(Data items)
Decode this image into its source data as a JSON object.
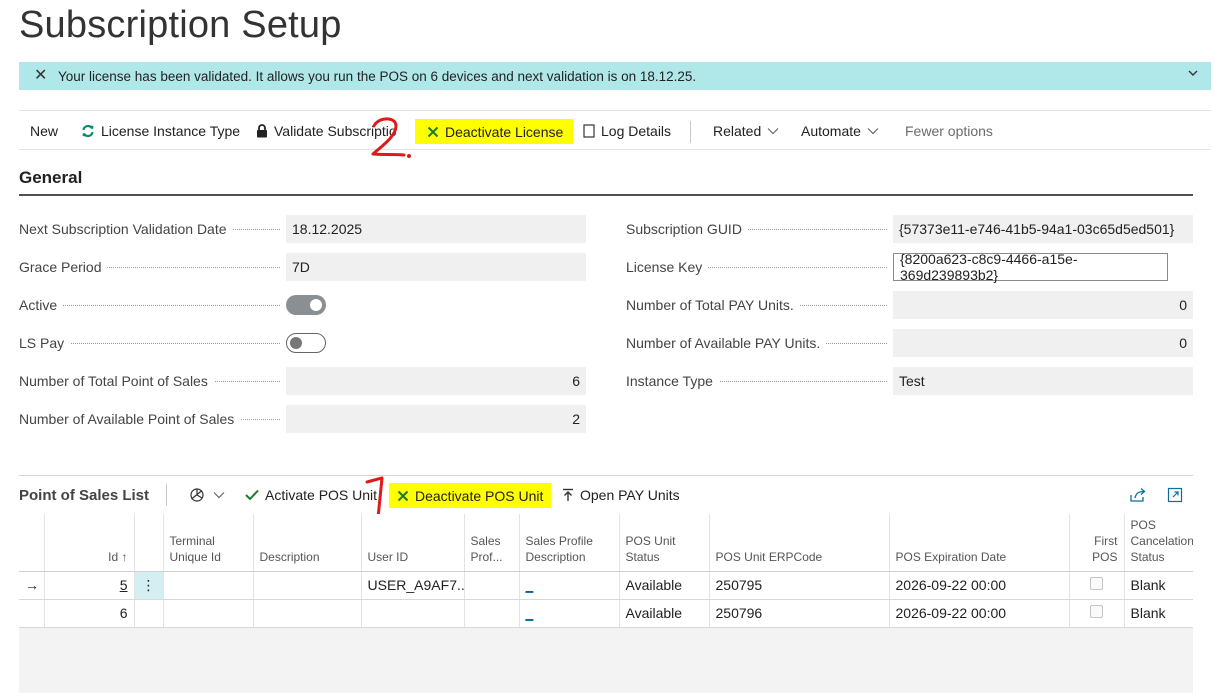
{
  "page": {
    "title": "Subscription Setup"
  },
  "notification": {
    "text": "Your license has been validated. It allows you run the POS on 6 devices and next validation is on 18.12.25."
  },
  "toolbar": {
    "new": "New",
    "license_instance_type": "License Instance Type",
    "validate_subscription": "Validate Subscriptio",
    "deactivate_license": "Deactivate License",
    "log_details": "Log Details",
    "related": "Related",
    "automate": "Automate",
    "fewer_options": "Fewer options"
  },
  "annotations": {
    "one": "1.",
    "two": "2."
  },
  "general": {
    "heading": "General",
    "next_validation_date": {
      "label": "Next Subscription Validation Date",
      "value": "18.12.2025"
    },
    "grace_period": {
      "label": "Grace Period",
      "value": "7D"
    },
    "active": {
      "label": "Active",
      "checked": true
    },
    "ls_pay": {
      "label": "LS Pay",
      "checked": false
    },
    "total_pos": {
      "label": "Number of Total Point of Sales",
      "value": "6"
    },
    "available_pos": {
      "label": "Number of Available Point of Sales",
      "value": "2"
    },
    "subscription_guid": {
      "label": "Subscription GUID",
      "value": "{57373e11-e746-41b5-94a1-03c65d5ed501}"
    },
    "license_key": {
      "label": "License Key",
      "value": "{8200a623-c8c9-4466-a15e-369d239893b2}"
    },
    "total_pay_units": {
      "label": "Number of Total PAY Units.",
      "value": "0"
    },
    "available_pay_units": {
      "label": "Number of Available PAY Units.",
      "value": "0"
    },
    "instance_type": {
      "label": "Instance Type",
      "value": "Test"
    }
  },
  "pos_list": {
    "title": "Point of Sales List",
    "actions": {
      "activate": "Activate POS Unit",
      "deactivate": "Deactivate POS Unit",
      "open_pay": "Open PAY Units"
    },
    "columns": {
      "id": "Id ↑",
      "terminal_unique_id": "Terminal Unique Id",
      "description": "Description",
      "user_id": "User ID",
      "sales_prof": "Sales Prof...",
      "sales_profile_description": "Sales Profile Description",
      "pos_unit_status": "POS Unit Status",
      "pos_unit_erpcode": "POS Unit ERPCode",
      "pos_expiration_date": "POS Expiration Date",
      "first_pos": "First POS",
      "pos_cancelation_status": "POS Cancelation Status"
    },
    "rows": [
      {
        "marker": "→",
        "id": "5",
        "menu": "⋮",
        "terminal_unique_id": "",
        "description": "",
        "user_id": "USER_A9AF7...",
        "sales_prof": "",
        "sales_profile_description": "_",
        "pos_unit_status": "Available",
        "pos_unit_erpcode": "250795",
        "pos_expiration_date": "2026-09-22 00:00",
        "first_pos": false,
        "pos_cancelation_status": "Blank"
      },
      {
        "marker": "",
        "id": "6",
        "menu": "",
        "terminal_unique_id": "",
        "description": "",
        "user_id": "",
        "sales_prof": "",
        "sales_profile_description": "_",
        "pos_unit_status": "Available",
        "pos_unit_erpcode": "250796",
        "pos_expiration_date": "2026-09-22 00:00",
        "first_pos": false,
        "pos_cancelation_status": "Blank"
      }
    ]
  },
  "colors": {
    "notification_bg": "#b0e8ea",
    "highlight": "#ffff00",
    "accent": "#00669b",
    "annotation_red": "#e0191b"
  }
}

_Aim_. Make an exact copy of the records shown above, without the pictures.

_Result of this task_.
Decode this image into its source data as a JSON object.
{
  "page": {
    "title": "Subscription Setup"
  },
  "notification": {
    "text": "Your license has been validated. It allows you run the POS on 6 devices and next validation is on 18.12.25."
  },
  "toolbar": {
    "new": "New",
    "license_instance_type": "License Instance Type",
    "validate_subscription": "Validate Subscriptio",
    "deactivate_license": "Deactivate License",
    "log_details": "Log Details",
    "related": "Related",
    "automate": "Automate",
    "fewer_options": "Fewer options"
  },
  "annotations": {
    "one": "1.",
    "two": "2."
  },
  "general": {
    "heading": "General",
    "next_validation_date": {
      "label": "Next Subscription Validation Date",
      "value": "18.12.2025"
    },
    "grace_period": {
      "label": "Grace Period",
      "value": "7D"
    },
    "active": {
      "label": "Active",
      "checked": true
    },
    "ls_pay": {
      "label": "LS Pay",
      "checked": false
    },
    "total_pos": {
      "label": "Number of Total Point of Sales",
      "value": "6"
    },
    "available_pos": {
      "label": "Number of Available Point of Sales",
      "value": "2"
    },
    "subscription_guid": {
      "label": "Subscription GUID",
      "value": "{57373e11-e746-41b5-94a1-03c65d5ed501}"
    },
    "license_key": {
      "label": "License Key",
      "value": "{8200a623-c8c9-4466-a15e-369d239893b2}"
    },
    "total_pay_units": {
      "label": "Number of Total PAY Units.",
      "value": "0"
    },
    "available_pay_units": {
      "label": "Number of Available PAY Units.",
      "value": "0"
    },
    "instance_type": {
      "label": "Instance Type",
      "value": "Test"
    }
  },
  "pos_list": {
    "title": "Point of Sales List",
    "actions": {
      "activate": "Activate POS Unit",
      "deactivate": "Deactivate POS Unit",
      "open_pay": "Open PAY Units"
    },
    "columns": {
      "id": "Id ↑",
      "terminal_unique_id": "Terminal Unique Id",
      "description": "Description",
      "user_id": "User ID",
      "sales_prof": "Sales Prof...",
      "sales_profile_description": "Sales Profile Description",
      "pos_unit_status": "POS Unit Status",
      "pos_unit_erpcode": "POS Unit ERPCode",
      "pos_expiration_date": "POS Expiration Date",
      "first_pos": "First POS",
      "pos_cancelation_status": "POS Cancelation Status"
    },
    "rows": [
      {
        "marker": "→",
        "id": "5",
        "menu": "⋮",
        "terminal_unique_id": "",
        "description": "",
        "user_id": "USER_A9AF7...",
        "sales_prof": "",
        "sales_profile_description": "_",
        "pos_unit_status": "Available",
        "pos_unit_erpcode": "250795",
        "pos_expiration_date": "2026-09-22 00:00",
        "first_pos": false,
        "pos_cancelation_status": "Blank"
      },
      {
        "marker": "",
        "id": "6",
        "menu": "",
        "terminal_unique_id": "",
        "description": "",
        "user_id": "",
        "sales_prof": "",
        "sales_profile_description": "_",
        "pos_unit_status": "Available",
        "pos_unit_erpcode": "250796",
        "pos_expiration_date": "2026-09-22 00:00",
        "first_pos": false,
        "pos_cancelation_status": "Blank"
      }
    ]
  },
  "colors": {
    "notification_bg": "#b0e8ea",
    "highlight": "#ffff00",
    "accent": "#00669b",
    "annotation_red": "#e0191b"
  }
}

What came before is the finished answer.